>> Start Data supplied

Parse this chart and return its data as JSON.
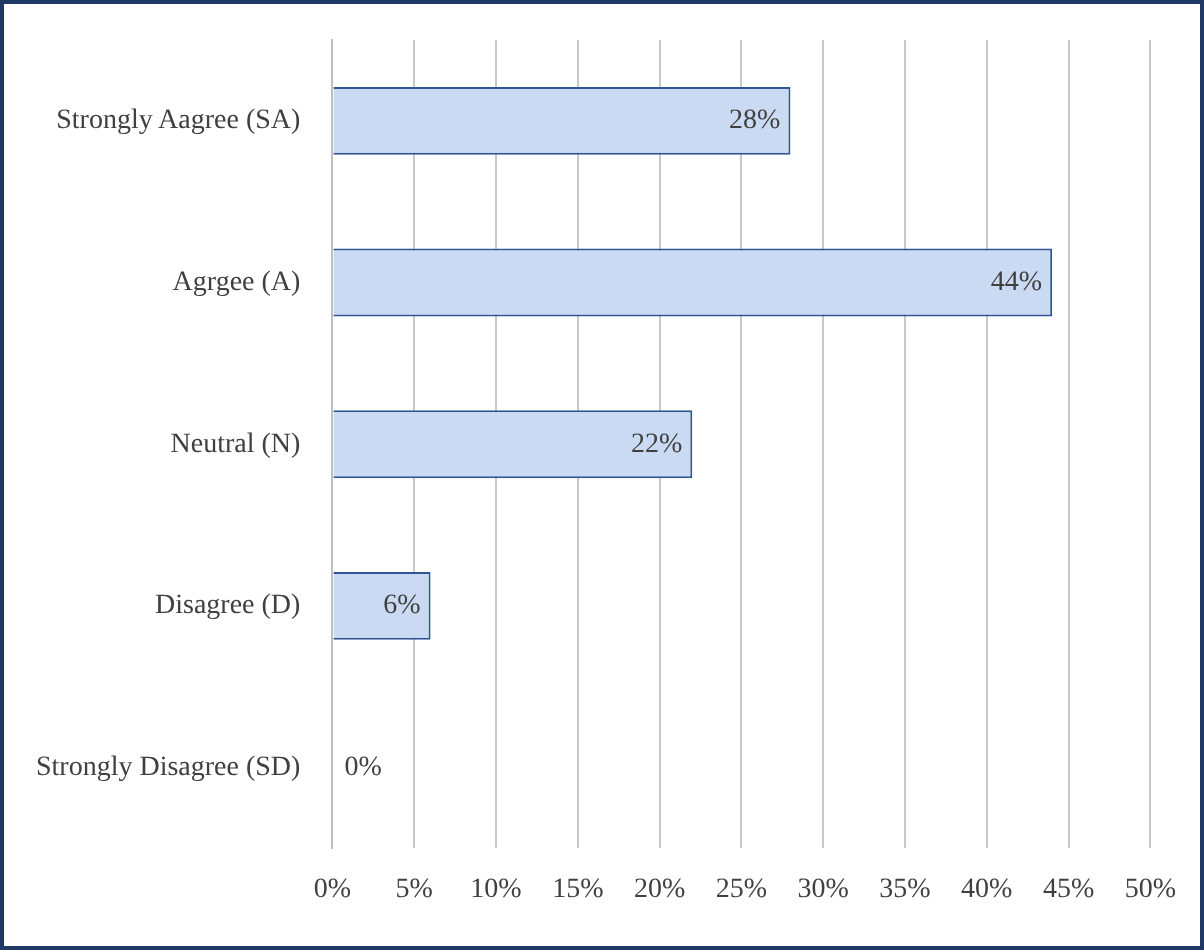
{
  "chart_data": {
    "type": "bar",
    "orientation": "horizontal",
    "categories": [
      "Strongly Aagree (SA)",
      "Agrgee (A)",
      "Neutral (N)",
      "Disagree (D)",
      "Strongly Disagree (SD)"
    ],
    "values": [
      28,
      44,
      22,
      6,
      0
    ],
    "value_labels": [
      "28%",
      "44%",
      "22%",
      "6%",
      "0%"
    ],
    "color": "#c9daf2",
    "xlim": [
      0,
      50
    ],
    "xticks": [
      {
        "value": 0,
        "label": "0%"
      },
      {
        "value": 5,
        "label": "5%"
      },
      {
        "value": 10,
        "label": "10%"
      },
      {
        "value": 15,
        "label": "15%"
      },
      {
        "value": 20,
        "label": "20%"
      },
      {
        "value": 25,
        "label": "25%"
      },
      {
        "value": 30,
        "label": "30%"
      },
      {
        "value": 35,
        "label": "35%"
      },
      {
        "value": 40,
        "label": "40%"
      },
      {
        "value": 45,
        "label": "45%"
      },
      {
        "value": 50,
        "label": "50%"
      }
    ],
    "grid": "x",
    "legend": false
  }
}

>> End Data supplied
>> Start Data supplied

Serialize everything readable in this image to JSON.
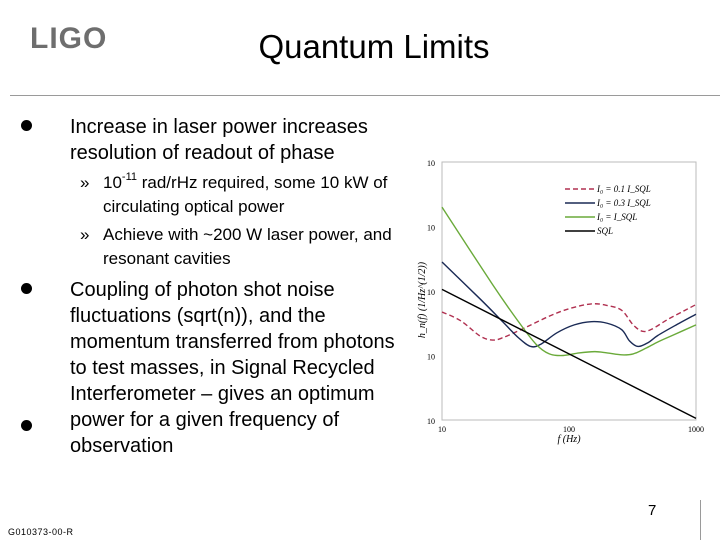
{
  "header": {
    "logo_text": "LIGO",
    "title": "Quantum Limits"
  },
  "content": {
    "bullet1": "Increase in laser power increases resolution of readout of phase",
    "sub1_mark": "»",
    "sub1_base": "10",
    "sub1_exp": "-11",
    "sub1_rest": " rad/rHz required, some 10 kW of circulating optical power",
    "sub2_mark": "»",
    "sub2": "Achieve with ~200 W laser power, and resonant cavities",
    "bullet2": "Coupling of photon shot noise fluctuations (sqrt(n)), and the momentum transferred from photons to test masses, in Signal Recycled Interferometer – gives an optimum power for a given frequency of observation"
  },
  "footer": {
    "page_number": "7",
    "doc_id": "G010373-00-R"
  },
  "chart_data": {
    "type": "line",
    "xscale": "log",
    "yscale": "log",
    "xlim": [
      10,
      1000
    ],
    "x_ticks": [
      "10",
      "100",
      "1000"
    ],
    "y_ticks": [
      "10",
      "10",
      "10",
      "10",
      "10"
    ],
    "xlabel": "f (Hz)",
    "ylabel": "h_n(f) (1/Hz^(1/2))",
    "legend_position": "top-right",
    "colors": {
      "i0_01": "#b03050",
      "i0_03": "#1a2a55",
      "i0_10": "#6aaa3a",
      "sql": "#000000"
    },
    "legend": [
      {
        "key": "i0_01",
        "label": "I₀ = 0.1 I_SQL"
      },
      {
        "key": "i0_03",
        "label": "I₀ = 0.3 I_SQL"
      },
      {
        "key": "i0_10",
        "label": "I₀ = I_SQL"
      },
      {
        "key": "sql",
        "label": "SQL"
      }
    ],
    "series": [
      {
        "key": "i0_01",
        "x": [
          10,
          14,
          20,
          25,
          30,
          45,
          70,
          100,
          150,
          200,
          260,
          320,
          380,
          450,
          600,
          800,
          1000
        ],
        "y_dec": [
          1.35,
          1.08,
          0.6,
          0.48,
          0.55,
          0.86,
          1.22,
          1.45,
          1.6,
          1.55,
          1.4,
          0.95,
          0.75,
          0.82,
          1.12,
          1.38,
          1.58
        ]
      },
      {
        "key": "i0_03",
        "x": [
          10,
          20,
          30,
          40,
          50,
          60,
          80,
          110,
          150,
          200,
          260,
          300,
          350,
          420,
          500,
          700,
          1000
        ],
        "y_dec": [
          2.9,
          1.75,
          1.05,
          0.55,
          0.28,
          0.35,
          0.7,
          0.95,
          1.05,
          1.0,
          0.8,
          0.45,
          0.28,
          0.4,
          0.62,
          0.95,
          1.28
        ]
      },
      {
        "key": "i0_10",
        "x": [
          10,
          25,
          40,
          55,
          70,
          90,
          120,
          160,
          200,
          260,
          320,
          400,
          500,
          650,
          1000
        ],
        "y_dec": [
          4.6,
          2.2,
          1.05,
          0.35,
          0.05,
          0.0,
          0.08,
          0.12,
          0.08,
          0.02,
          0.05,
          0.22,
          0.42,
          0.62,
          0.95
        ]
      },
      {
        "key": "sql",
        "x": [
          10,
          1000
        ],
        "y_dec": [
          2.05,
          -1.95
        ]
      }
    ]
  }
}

>> End Data supplied

Task statement:
Copy out every line holding the string "this".

Exercise response:
Parse this chart and return its data as JSON.
Serialize everything readable in this image to JSON.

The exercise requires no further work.